Biography of John Bunyan (1628-1688):
John Bunyan (1628-1688) was born at Elstow, England, about a mile from Bedford, and became one of the most influential authors of the seventeenth century. Few writers in history have left such a wealth of Christ-centered writings.
Bunyan’s moving conversion is recorded in his Grace Abounding to the Chief of Sinners. His first lasting conviction of sin was produced by a sermon denouncing the violation of the Lord’s Day by labor, sports, or otherwise–because his greatest enjoyment came from sports on the Lord’s Day. Some time later while passing through the streets of Bedford, Bunyan heard “three or four poor women” sitting at a door, “talking about the new birth, the work of God in their hearts, and the way by which they were convinced of their miserable state
by nature. They told how God had visited their souls with His love in Christ Jesus, and with what words and promises they had been refreshed, comforted, and supported against the temptations of the devil.” From these pious women Bunyan learned to despise sin and to hunger for the Savior. Later, while passing into the fields, he recounts, “This sentence fell upon my soul, ‘Thy righteousness is in heaven’…for my righteousness was Jesus Christ Himself, the same yesterday, today, and forever.” Then “his chains fell off,” and he went home rejoicing.

* Data lines:
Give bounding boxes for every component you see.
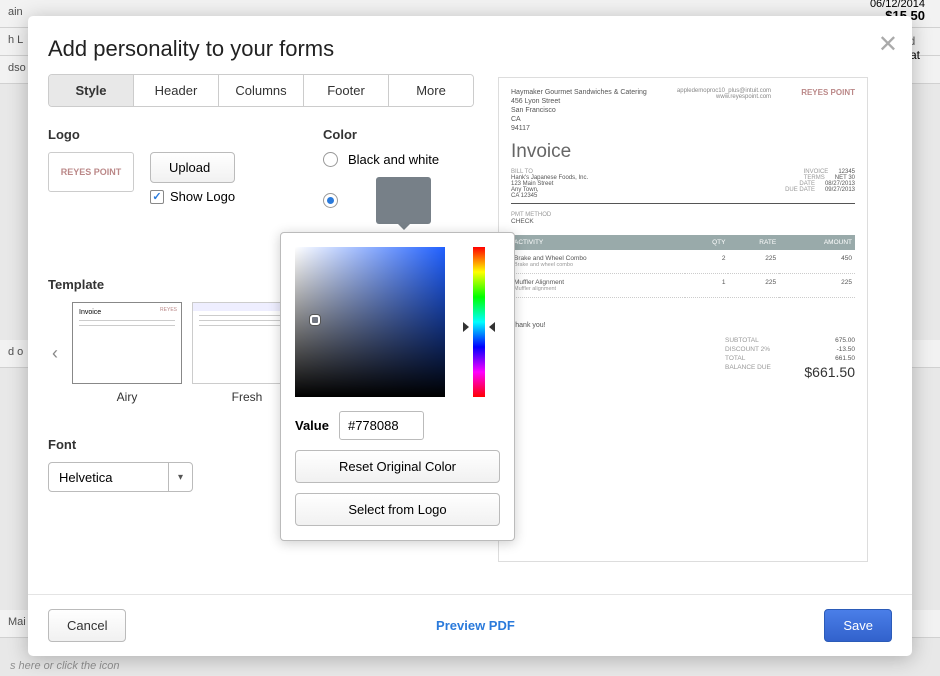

* Exercises:
1. According to the Bunyan biography, why did the sermon against violating the Lord's Day produce Bunyan's first lasting conviction of sin? Answer in one to three sentences.
2. Rewrite the paragraph of the Bunyan biography that begins "John Bunyan (1628-1688) was born" as a short list that keeps its main facts.
3. From the Bunyan biography, extract the passage starting at "Biography of John" and ending at "of Christ-centered writings.".

* Final answers:
1. The sermon condemned violating the Lord's Day with labor, sports, or other activities. Bunyan's greatest enjoyment came from playing sports on the Lord's Day, so the sermon struck at his own habits.

2.
- Lived 1628–1688
- Born at Elstow, England, about a mile from Bedford
- Became one of the most influential authors of the seventeenth century
- Left a rare wealth of Christ-centered writings

3.
Biography of John Bunyan (1628-1688):
John Bunyan (1628-1688) was born at Elstow, England, about a mile from Bedford, and became one of the most influential authors of the seventeenth century. Few writers in history have left such a wealth of Christ-centered writings.